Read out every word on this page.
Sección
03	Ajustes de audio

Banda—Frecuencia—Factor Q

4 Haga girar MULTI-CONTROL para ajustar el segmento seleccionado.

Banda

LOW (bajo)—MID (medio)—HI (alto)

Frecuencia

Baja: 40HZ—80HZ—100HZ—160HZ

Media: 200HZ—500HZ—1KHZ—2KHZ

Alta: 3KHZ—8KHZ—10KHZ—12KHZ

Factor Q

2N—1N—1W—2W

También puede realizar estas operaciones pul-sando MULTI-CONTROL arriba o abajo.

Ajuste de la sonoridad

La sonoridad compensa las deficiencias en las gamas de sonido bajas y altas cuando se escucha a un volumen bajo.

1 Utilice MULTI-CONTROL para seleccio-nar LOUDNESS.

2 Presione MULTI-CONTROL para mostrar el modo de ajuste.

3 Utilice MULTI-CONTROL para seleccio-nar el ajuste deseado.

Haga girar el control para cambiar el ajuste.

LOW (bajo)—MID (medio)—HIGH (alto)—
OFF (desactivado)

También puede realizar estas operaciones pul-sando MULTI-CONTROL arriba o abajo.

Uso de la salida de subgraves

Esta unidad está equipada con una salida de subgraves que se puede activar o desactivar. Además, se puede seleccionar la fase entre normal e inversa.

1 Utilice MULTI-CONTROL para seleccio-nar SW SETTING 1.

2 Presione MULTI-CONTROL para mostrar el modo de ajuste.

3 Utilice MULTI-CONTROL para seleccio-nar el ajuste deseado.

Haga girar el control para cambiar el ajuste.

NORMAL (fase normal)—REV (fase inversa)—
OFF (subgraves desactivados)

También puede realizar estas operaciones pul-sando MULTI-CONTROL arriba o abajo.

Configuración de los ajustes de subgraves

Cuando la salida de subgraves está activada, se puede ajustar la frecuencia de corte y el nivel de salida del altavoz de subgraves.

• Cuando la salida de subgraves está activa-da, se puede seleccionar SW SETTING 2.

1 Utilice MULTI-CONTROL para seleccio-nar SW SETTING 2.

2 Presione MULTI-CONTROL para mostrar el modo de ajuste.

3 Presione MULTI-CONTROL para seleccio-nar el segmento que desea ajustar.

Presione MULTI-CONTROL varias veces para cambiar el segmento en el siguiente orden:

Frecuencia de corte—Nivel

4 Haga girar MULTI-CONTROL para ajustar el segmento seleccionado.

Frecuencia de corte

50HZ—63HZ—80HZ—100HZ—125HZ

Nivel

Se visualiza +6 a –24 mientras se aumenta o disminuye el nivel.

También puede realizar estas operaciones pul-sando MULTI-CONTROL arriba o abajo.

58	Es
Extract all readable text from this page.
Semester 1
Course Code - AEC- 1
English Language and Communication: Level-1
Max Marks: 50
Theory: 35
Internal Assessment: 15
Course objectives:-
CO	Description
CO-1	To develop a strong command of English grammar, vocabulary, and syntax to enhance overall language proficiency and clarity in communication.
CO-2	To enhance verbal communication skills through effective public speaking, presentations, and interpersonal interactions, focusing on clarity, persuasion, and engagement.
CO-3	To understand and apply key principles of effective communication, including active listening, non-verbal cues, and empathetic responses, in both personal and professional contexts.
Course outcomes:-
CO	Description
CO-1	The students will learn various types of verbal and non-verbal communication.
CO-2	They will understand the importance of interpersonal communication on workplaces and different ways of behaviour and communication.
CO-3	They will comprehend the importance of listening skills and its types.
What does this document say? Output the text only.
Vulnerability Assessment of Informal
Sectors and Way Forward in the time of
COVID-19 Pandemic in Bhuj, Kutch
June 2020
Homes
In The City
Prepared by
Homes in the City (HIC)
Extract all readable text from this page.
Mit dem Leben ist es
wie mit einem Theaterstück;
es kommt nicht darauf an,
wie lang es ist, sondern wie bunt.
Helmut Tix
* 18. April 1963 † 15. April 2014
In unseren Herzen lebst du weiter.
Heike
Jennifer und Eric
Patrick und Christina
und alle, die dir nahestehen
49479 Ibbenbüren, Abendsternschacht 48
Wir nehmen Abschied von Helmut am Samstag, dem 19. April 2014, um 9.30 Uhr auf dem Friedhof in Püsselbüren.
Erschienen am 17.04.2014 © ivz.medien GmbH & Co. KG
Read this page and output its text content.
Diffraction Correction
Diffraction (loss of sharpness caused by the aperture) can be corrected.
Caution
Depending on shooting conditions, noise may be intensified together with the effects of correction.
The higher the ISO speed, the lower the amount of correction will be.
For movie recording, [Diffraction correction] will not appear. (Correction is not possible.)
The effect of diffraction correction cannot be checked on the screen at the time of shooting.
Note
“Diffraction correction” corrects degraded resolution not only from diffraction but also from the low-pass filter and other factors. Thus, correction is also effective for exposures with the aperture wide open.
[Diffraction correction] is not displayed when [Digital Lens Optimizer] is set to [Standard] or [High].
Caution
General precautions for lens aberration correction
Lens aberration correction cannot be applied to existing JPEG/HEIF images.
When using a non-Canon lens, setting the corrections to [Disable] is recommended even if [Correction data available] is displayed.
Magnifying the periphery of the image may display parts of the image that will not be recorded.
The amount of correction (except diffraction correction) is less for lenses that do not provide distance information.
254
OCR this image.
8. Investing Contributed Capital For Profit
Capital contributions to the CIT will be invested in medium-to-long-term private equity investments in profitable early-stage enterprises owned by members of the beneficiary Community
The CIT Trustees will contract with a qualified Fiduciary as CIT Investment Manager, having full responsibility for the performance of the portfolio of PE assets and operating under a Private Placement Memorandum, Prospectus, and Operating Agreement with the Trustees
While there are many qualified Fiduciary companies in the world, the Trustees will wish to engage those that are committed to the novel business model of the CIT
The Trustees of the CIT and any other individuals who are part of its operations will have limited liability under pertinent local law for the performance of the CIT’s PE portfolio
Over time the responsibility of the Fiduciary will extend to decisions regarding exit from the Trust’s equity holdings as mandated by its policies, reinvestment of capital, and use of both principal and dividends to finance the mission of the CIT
--
• [REQUIRED WORK]: Copy out all of the records shown above exactly.

• [OUTPUT FOR THIS EXERCISE]:
Read out every word on this page.
Sección
03	Ajustes de audio

Banda—Frecuencia—Factor Q

4 Haga girar MULTI-CONTROL para ajustar el segmento seleccionado.

Banda

LOW (bajo)—MID (medio)—HI (alto)

Frecuencia

Baja: 40HZ—80HZ—100HZ—160HZ

Media: 200HZ—500HZ—1KHZ—2KHZ

Alta: 3KHZ—8KHZ—10KHZ—12KHZ

Factor Q

2N—1N—1W—2W

También puede realizar estas operaciones pul-sando MULTI-CONTROL arriba o abajo.

Ajuste de la sonoridad

La sonoridad compensa las deficiencias en las gamas de sonido bajas y altas cuando se escucha a un volumen bajo.

1 Utilice MULTI-CONTROL para seleccio-nar LOUDNESS.

2 Presione MULTI-CONTROL para mostrar el modo de ajuste.

3 Utilice MULTI-CONTROL para seleccio-nar el ajuste deseado.

Haga girar el control para cambiar el ajuste.

LOW (bajo)—MID (medio)—HIGH (alto)—
OFF (desactivado)

También puede realizar estas operaciones pul-sando MULTI-CONTROL arriba o abajo.

Uso de la salida de subgraves

Esta unidad está equipada con una salida de subgraves que se puede activar o desactivar. Además, se puede seleccionar la fase entre normal e inversa.

1 Utilice MULTI-CONTROL para seleccio-nar SW SETTING 1.

2 Presione MULTI-CONTROL para mostrar el modo de ajuste.

3 Utilice MULTI-CONTROL para seleccio-nar el ajuste deseado.

Haga girar el control para cambiar el ajuste.

NORMAL (fase normal)—REV (fase inversa)—
OFF (subgraves desactivados)

También puede realizar estas operaciones pul-sando MULTI-CONTROL arriba o abajo.

Configuración de los ajustes de subgraves

Cuando la salida de subgraves está activada, se puede ajustar la frecuencia de corte y el nivel de salida del altavoz de subgraves.

• Cuando la salida de subgraves está activa-da, se puede seleccionar SW SETTING 2.

1 Utilice MULTI-CONTROL para seleccio-nar SW SETTING 2.

2 Presione MULTI-CONTROL para mostrar el modo de ajuste.

3 Presione MULTI-CONTROL para seleccio-nar el segmento que desea ajustar.

Presione MULTI-CONTROL varias veces para cambiar el segmento en el siguiente orden:

Frecuencia de corte—Nivel

4 Haga girar MULTI-CONTROL para ajustar el segmento seleccionado.

Frecuencia de corte

50HZ—63HZ—80HZ—100HZ—125HZ

Nivel

Se visualiza +6 a –24 mientras se aumenta o disminuye el nivel.

También puede realizar estas operaciones pul-sando MULTI-CONTROL arriba o abajo.

58	Es
Extract all readable text from this page.
Semester 1
Course Code - AEC- 1
English Language and Communication: Level-1
Max Marks: 50
Theory: 35
Internal Assessment: 15
Course objectives:-
CO	Description
CO-1	To develop a strong command of English grammar, vocabulary, and syntax to enhance overall language proficiency and clarity in communication.
CO-2	To enhance verbal communication skills through effective public speaking, presentations, and interpersonal interactions, focusing on clarity, persuasion, and engagement.
CO-3	To understand and apply key principles of effective communication, including active listening, non-verbal cues, and empathetic responses, in both personal and professional contexts.
Course outcomes:-
CO	Description
CO-1	The students will learn various types of verbal and non-verbal communication.
CO-2	They will understand the importance of interpersonal communication on workplaces and different ways of behaviour and communication.
CO-3	They will comprehend the importance of listening skills and its types.
What does this document say? Output the text only.
Vulnerability Assessment of Informal
Sectors and Way Forward in the time of
COVID-19 Pandemic in Bhuj, Kutch
June 2020
Homes
In The City
Prepared by
Homes in the City (HIC)
Extract all readable text from this page.
Mit dem Leben ist es
wie mit einem Theaterstück;
es kommt nicht darauf an,
wie lang es ist, sondern wie bunt.
Helmut Tix
* 18. April 1963 † 15. April 2014
In unseren Herzen lebst du weiter.
Heike
Jennifer und Eric
Patrick und Christina
und alle, die dir nahestehen
49479 Ibbenbüren, Abendsternschacht 48
Wir nehmen Abschied von Helmut am Samstag, dem 19. April 2014, um 9.30 Uhr auf dem Friedhof in Püsselbüren.
Erschienen am 17.04.2014 © ivz.medien GmbH & Co. KG
Read this page and output its text content.
Diffraction Correction
Diffraction (loss of sharpness caused by the aperture) can be corrected.
Caution
Depending on shooting conditions, noise may be intensified together with the effects of correction.
The higher the ISO speed, the lower the amount of correction will be.
For movie recording, [Diffraction correction] will not appear. (Correction is not possible.)
The effect of diffraction correction cannot be checked on the screen at the time of shooting.
Note
“Diffraction correction” corrects degraded resolution not only from diffraction but also from the low-pass filter and other factors. Thus, correction is also effective for exposures with the aperture wide open.
[Diffraction correction] is not displayed when [Digital Lens Optimizer] is set to [Standard] or [High].
Caution
General precautions for lens aberration correction
Lens aberration correction cannot be applied to existing JPEG/HEIF images.
When using a non-Canon lens, setting the corrections to [Disable] is recommended even if [Correction data available] is displayed.
Magnifying the periphery of the image may display parts of the image that will not be recorded.
The amount of correction (except diffraction correction) is less for lenses that do not provide distance information.
254
OCR this image.
8. Investing Contributed Capital For Profit
Capital contributions to the CIT will be invested in medium-to-long-term private equity investments in profitable early-stage enterprises owned by members of the beneficiary Community
The CIT Trustees will contract with a qualified Fiduciary as CIT Investment Manager, having full responsibility for the performance of the portfolio of PE assets and operating under a Private Placement Memorandum, Prospectus, and Operating Agreement with the Trustees
While there are many qualified Fiduciary companies in the world, the Trustees will wish to engage those that are committed to the novel business model of the CIT
The Trustees of the CIT and any other individuals who are part of its operations will have limited liability under pertinent local law for the performance of the CIT’s PE portfolio
Over time the responsibility of the Fiduciary will extend to decisions regarding exit from the Trust’s equity holdings as mandated by its policies, reinvestment of capital, and use of both principal and dividends to finance the mission of the CIT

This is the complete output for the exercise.